DIRECTION: Every record here should be printed again exactly.

MATERIALS PROVIDED:
— BEGIN —

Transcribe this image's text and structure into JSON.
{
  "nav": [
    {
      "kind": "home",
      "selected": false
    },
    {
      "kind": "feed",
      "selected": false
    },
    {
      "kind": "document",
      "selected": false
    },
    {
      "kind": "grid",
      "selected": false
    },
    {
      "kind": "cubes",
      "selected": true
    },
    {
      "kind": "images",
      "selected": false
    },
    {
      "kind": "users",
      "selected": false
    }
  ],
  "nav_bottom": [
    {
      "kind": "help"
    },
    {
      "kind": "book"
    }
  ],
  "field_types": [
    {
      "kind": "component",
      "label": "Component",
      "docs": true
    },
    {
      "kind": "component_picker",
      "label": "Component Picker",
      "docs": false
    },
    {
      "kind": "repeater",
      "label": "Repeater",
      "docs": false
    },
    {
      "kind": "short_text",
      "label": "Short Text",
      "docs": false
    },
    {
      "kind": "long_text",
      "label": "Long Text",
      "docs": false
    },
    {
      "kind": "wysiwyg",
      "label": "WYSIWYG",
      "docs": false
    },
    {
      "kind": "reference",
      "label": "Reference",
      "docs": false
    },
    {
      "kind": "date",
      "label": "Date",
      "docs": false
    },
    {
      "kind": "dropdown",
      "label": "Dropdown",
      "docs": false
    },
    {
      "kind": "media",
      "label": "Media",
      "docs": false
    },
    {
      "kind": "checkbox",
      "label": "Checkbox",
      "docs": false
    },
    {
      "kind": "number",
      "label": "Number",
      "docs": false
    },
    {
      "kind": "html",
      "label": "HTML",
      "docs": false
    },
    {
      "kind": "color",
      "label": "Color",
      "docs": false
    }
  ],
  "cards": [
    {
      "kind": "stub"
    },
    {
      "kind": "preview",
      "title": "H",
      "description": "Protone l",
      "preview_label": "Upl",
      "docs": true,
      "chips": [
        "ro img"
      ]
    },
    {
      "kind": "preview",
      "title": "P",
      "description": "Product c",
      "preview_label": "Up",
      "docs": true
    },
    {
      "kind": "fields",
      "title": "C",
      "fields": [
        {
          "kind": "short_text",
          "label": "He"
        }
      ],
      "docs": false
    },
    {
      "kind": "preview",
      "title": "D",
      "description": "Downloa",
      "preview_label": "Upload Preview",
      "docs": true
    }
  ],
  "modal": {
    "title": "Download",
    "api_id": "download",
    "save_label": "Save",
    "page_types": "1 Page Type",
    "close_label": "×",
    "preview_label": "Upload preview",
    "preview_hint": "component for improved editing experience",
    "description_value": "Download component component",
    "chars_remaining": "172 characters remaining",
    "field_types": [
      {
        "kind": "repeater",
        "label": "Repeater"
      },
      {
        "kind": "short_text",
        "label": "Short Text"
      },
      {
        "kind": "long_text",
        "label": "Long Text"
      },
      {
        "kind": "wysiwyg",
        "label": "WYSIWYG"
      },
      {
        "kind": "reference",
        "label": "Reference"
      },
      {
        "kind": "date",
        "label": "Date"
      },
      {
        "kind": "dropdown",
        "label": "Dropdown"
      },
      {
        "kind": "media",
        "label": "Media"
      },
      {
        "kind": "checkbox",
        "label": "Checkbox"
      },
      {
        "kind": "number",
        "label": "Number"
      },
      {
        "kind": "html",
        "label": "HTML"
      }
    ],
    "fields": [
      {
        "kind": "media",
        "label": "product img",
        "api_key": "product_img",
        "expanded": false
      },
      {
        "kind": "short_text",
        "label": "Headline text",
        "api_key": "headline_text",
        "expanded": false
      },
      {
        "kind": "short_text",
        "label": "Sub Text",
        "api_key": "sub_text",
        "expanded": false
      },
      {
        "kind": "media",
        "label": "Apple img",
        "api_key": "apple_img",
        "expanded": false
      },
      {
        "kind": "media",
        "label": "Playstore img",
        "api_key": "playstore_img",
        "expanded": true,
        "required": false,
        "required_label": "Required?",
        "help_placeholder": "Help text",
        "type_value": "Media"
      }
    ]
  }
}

— END —

THE RESULT:
Transcribe this image's text and structure into JSON.
{
  "nav": [
    {
      "kind": "home",
      "selected": false
    },
    {
      "kind": "feed",
      "selected": false
    },
    {
      "kind": "document",
      "selected": false
    },
    {
      "kind": "grid",
      "selected": false
    },
    {
      "kind": "cubes",
      "selected": true
    },
    {
      "kind": "images",
      "selected": false
    },
    {
      "kind": "users",
      "selected": false
    }
  ],
  "nav_bottom": [
    {
      "kind": "help"
    },
    {
      "kind": "book"
    }
  ],
  "field_types": [
    {
      "kind": "component",
      "label": "Component",
      "docs": true
    },
    {
      "kind": "component_picker",
      "label": "Component Picker",
      "docs": false
    },
    {
      "kind": "repeater",
      "label": "Repeater",
      "docs": false
    },
    {
      "kind": "short_text",
      "label": "Short Text",
      "docs": false
    },
    {
      "kind": "long_text",
      "label": "Long Text",
      "docs": false
    },
    {
      "kind": "wysiwyg",
      "label": "WYSIWYG",
      "docs": false
    },
    {
      "kind": "reference",
      "label": "Reference",
      "docs": false
    },
    {
      "kind": "date",
      "label": "Date",
      "docs": false
    },
    {
      "kind": "dropdown",
      "label": "Dropdown",
      "docs": false
    },
    {
      "kind": "media",
      "label": "Media",
      "docs": false
    },
    {
      "kind": "checkbox",
      "label": "Checkbox",
      "docs": false
    },
    {
      "kind": "number",
      "label": "Number",
      "docs": false
    },
    {
      "kind": "html",
      "label": "HTML",
      "docs": false
    },
    {
      "kind": "color",
      "label": "Color",
      "docs": false
    }
  ],
  "cards": [
    {
      "kind": "stub"
    },
    {
      "kind": "preview",
      "title": "H",
      "description": "Protone l",
      "preview_label": "Upl",
      "docs": true,
      "chips": [
        "ro img"
      ]
    },
    {
      "kind": "preview",
      "title": "P",
      "description": "Product c",
      "preview_label": "Up",
      "docs": true
    },
    {
      "kind": "fields",
      "title": "C",
      "fields": [
        {
          "kind": "short_text",
          "label": "He"
        }
      ],
      "docs": false
    },
    {
      "kind": "preview",
      "title": "D",
      "description": "Downloa",
      "preview_label": "Upload Preview",
      "docs": true
    }
  ],
  "modal": {
    "title": "Download",
    "api_id": "download",
    "save_label": "Save",
    "page_types": "1 Page Type",
    "close_label": "×",
    "preview_label": "Upload preview",
    "preview_hint": "component for improved editing experience",
    "description_value": "Download component component",
    "chars_remaining": "172 characters remaining",
    "field_types": [
      {
        "kind": "repeater",
        "label": "Repeater"
      },
      {
        "kind": "short_text",
        "label": "Short Text"
      },
      {
        "kind": "long_text",
        "label": "Long Text"
      },
      {
        "kind": "wysiwyg",
        "label": "WYSIWYG"
      },
      {
        "kind": "reference",
        "label": "Reference"
      },
      {
        "kind": "date",
        "label": "Date"
      },
      {
        "kind": "dropdown",
        "label": "Dropdown"
      },
      {
        "kind": "media",
        "label": "Media"
      },
      {
        "kind": "checkbox",
        "label": "Checkbox"
      },
      {
        "kind": "number",
        "label": "Number"
      },
      {
        "kind": "html",
        "label": "HTML"
      }
    ],
    "fields": [
      {
        "kind": "media",
        "label": "product img",
        "api_key": "product_img",
        "expanded": false
      },
      {
        "kind": "short_text",
        "label": "Headline text",
        "api_key": "headline_text",
        "expanded": false
      },
      {
        "kind": "short_text",
        "label": "Sub Text",
        "api_key": "sub_text",
        "expanded": false
      },
      {
        "kind": "media",
        "label": "Apple img",
        "api_key": "apple_img",
        "expanded": false
      },
      {
        "kind": "media",
        "label": "Playstore img",
        "api_key": "playstore_img",
        "expanded": true,
        "required": false,
        "required_label": "Required?",
        "help_placeholder": "Help text",
        "type_value": "Media"
      }
    ]
  }
}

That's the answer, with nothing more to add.